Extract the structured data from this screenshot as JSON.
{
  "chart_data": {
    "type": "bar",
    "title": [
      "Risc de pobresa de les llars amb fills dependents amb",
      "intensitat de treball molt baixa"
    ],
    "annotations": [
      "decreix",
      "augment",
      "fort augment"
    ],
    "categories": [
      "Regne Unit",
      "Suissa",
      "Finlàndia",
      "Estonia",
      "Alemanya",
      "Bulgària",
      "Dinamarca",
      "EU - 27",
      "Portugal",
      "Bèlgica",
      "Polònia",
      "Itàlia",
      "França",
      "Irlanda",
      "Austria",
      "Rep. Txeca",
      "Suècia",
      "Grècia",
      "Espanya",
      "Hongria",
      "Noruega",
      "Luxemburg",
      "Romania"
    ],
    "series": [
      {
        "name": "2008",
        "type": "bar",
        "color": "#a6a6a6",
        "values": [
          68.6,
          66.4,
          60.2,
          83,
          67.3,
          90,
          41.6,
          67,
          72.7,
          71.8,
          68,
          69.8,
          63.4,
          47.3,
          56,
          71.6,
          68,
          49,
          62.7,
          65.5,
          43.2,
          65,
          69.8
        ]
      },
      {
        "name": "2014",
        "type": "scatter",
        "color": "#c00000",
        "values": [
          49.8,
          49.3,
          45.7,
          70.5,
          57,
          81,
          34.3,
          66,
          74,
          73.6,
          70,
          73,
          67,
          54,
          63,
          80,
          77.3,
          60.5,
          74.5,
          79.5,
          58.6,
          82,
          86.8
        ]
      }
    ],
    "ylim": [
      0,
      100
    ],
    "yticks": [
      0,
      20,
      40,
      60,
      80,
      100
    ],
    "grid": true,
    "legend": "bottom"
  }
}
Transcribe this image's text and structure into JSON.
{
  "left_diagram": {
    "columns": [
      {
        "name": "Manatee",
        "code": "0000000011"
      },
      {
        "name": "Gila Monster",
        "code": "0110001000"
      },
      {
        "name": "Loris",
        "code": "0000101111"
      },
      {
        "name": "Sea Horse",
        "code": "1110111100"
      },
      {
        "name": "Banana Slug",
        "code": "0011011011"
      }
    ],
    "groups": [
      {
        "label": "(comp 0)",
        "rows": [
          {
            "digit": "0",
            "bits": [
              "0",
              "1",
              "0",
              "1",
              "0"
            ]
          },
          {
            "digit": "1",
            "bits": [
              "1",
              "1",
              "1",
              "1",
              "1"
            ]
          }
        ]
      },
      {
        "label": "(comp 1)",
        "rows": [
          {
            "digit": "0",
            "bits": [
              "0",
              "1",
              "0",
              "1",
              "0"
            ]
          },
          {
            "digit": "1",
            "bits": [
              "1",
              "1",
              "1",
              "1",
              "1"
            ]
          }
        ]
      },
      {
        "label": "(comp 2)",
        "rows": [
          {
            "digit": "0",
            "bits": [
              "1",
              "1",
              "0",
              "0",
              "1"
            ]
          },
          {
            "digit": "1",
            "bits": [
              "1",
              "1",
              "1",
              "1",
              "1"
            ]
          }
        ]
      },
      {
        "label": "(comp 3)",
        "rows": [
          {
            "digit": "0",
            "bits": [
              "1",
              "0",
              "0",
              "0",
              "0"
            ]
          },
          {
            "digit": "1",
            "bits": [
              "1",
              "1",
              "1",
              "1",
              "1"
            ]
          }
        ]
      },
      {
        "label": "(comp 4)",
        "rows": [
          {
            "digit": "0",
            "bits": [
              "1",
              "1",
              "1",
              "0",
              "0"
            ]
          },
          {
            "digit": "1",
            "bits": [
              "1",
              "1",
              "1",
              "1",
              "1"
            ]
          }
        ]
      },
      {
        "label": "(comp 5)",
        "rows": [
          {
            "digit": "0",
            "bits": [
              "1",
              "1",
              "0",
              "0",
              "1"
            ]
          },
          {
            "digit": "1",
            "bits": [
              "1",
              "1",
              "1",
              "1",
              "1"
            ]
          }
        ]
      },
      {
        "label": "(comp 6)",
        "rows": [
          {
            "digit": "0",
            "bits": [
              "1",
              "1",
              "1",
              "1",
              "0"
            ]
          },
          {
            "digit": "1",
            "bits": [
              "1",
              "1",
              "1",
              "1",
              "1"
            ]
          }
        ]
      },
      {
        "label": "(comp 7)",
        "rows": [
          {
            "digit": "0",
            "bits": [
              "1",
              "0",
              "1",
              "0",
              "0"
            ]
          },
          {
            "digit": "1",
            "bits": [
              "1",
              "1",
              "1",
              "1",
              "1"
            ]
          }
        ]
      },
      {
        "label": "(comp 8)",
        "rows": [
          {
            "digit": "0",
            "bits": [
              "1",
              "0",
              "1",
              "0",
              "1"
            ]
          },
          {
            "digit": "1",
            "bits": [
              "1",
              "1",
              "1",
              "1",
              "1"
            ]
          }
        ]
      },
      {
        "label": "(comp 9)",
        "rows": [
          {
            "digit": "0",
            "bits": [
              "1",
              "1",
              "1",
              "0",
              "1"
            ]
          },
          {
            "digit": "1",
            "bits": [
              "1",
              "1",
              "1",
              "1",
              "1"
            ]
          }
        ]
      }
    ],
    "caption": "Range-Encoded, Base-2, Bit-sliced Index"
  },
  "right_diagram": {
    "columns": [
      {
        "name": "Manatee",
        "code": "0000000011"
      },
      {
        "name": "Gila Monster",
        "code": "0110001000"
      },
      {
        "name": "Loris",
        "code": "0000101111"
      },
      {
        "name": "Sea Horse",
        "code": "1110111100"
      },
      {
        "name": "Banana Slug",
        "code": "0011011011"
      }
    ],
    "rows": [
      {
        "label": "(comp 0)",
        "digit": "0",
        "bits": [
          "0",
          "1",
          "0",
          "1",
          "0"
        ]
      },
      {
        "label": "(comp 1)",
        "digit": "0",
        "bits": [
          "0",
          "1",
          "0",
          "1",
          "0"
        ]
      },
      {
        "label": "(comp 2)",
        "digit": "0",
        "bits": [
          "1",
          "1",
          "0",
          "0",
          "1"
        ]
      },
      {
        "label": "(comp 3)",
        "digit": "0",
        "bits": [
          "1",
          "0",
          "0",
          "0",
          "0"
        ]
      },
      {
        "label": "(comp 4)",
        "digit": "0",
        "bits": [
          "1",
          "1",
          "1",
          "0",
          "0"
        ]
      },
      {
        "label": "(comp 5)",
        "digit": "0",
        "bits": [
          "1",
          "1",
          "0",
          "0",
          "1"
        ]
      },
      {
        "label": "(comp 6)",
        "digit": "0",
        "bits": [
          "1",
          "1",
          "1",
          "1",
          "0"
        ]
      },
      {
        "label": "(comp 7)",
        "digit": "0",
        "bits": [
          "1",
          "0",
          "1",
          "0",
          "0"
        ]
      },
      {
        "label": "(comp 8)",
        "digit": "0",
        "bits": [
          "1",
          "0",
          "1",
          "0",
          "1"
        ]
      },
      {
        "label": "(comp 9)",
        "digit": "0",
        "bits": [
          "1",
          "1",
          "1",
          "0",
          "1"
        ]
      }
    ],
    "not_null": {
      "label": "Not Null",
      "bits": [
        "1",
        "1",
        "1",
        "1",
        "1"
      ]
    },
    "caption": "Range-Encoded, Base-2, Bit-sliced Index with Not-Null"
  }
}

⁂

Given instruction: Return all of the entries exactly as written.

Exercise response:
Extract the structured data from this screenshot as JSON.
{
  "chart_data": {
    "type": "bar",
    "title": [
      "Risc de pobresa de les llars amb fills dependents amb",
      "intensitat de treball molt baixa"
    ],
    "annotations": [
      "decreix",
      "augment",
      "fort augment"
    ],
    "categories": [
      "Regne Unit",
      "Suissa",
      "Finlàndia",
      "Estonia",
      "Alemanya",
      "Bulgària",
      "Dinamarca",
      "EU - 27",
      "Portugal",
      "Bèlgica",
      "Polònia",
      "Itàlia",
      "França",
      "Irlanda",
      "Austria",
      "Rep. Txeca",
      "Suècia",
      "Grècia",
      "Espanya",
      "Hongria",
      "Noruega",
      "Luxemburg",
      "Romania"
    ],
    "series": [
      {
        "name": "2008",
        "type": "bar",
        "color": "#a6a6a6",
        "values": [
          68.6,
          66.4,
          60.2,
          83,
          67.3,
          90,
          41.6,
          67,
          72.7,
          71.8,
          68,
          69.8,
          63.4,
          47.3,
          56,
          71.6,
          68,
          49,
          62.7,
          65.5,
          43.2,
          65,
          69.8
        ]
      },
      {
        "name": "2014",
        "type": "scatter",
        "color": "#c00000",
        "values": [
          49.8,
          49.3,
          45.7,
          70.5,
          57,
          81,
          34.3,
          66,
          74,
          73.6,
          70,
          73,
          67,
          54,
          63,
          80,
          77.3,
          60.5,
          74.5,
          79.5,
          58.6,
          82,
          86.8
        ]
      }
    ],
    "ylim": [
      0,
      100
    ],
    "yticks": [
      0,
      20,
      40,
      60,
      80,
      100
    ],
    "grid": true,
    "legend": "bottom"
  }
}
Transcribe this image's text and structure into JSON.
{
  "left_diagram": {
    "columns": [
      {
        "name": "Manatee",
        "code": "0000000011"
      },
      {
        "name": "Gila Monster",
        "code": "0110001000"
      },
      {
        "name": "Loris",
        "code": "0000101111"
      },
      {
        "name": "Sea Horse",
        "code": "1110111100"
      },
      {
        "name": "Banana Slug",
        "code": "0011011011"
      }
    ],
    "groups": [
      {
        "label": "(comp 0)",
        "rows": [
          {
            "digit": "0",
            "bits": [
              "0",
              "1",
              "0",
              "1",
              "0"
            ]
          },
          {
            "digit": "1",
            "bits": [
              "1",
              "1",
              "1",
              "1",
              "1"
            ]
          }
        ]
      },
      {
        "label": "(comp 1)",
        "rows": [
          {
            "digit": "0",
            "bits": [
              "0",
              "1",
              "0",
              "1",
              "0"
            ]
          },
          {
            "digit": "1",
            "bits": [
              "1",
              "1",
              "1",
              "1",
              "1"
            ]
          }
        ]
      },
      {
        "label": "(comp 2)",
        "rows": [
          {
            "digit": "0",
            "bits": [
              "1",
              "1",
              "0",
              "0",
              "1"
            ]
          },
          {
            "digit": "1",
            "bits": [
              "1",
              "1",
              "1",
              "1",
              "1"
            ]
          }
        ]
      },
      {
        "label": "(comp 3)",
        "rows": [
          {
            "digit": "0",
            "bits": [
              "1",
              "0",
              "0",
              "0",
              "0"
            ]
          },
          {
            "digit": "1",
            "bits": [
              "1",
              "1",
              "1",
              "1",
              "1"
            ]
          }
        ]
      },
      {
        "label": "(comp 4)",
        "rows": [
          {
            "digit": "0",
            "bits": [
              "1",
              "1",
              "1",
              "0",
              "0"
            ]
          },
          {
            "digit": "1",
            "bits": [
              "1",
              "1",
              "1",
              "1",
              "1"
            ]
          }
        ]
      },
      {
        "label": "(comp 5)",
        "rows": [
          {
            "digit": "0",
            "bits": [
              "1",
              "1",
              "0",
              "0",
              "1"
            ]
          },
          {
            "digit": "1",
            "bits": [
              "1",
              "1",
              "1",
              "1",
              "1"
            ]
          }
        ]
      },
      {
        "label": "(comp 6)",
        "rows": [
          {
            "digit": "0",
            "bits": [
              "1",
              "1",
              "1",
              "1",
              "0"
            ]
          },
          {
            "digit": "1",
            "bits": [
              "1",
              "1",
              "1",
              "1",
              "1"
            ]
          }
        ]
      },
      {
        "label": "(comp 7)",
        "rows": [
          {
            "digit": "0",
            "bits": [
              "1",
              "0",
              "1",
              "0",
              "0"
            ]
          },
          {
            "digit": "1",
            "bits": [
              "1",
              "1",
              "1",
              "1",
              "1"
            ]
          }
        ]
      },
      {
        "label": "(comp 8)",
        "rows": [
          {
            "digit": "0",
            "bits": [
              "1",
              "0",
              "1",
              "0",
              "1"
            ]
          },
          {
            "digit": "1",
            "bits": [
              "1",
              "1",
              "1",
              "1",
              "1"
            ]
          }
        ]
      },
      {
        "label": "(comp 9)",
        "rows": [
          {
            "digit": "0",
            "bits": [
              "1",
              "1",
              "1",
              "0",
              "1"
            ]
          },
          {
            "digit": "1",
            "bits": [
              "1",
              "1",
              "1",
              "1",
              "1"
            ]
          }
        ]
      }
    ],
    "caption": "Range-Encoded, Base-2, Bit-sliced Index"
  },
  "right_diagram": {
    "columns": [
      {
        "name": "Manatee",
        "code": "0000000011"
      },
      {
        "name": "Gila Monster",
        "code": "0110001000"
      },
      {
        "name": "Loris",
        "code": "0000101111"
      },
      {
        "name": "Sea Horse",
        "code": "1110111100"
      },
      {
        "name": "Banana Slug",
        "code": "0011011011"
      }
    ],
    "rows": [
      {
        "label": "(comp 0)",
        "digit": "0",
        "bits": [
          "0",
          "1",
          "0",
          "1",
          "0"
        ]
      },
      {
        "label": "(comp 1)",
        "digit": "0",
        "bits": [
          "0",
          "1",
          "0",
          "1",
          "0"
        ]
      },
      {
        "label": "(comp 2)",
        "digit": "0",
        "bits": [
          "1",
          "1",
          "0",
          "0",
          "1"
        ]
      },
      {
        "label": "(comp 3)",
        "digit": "0",
        "bits": [
          "1",
          "0",
          "0",
          "0",
          "0"
        ]
      },
      {
        "label": "(comp 4)",
        "digit": "0",
        "bits": [
          "1",
          "1",
          "1",
          "0",
          "0"
        ]
      },
      {
        "label": "(comp 5)",
        "digit": "0",
        "bits": [
          "1",
          "1",
          "0",
          "0",
          "1"
        ]
      },
      {
        "label": "(comp 6)",
        "digit": "0",
        "bits": [
          "1",
          "1",
          "1",
          "1",
          "0"
        ]
      },
      {
        "label": "(comp 7)",
        "digit": "0",
        "bits": [
          "1",
          "0",
          "1",
          "0",
          "0"
        ]
      },
      {
        "label": "(comp 8)",
        "digit": "0",
        "bits": [
          "1",
          "0",
          "1",
          "0",
          "1"
        ]
      },
      {
        "label": "(comp 9)",
        "digit": "0",
        "bits": [
          "1",
          "1",
          "1",
          "0",
          "1"
        ]
      }
    ],
    "not_null": {
      "label": "Not Null",
      "bits": [
        "1",
        "1",
        "1",
        "1",
        "1"
      ]
    },
    "caption": "Range-Encoded, Base-2, Bit-sliced Index with Not-Null"
  }
}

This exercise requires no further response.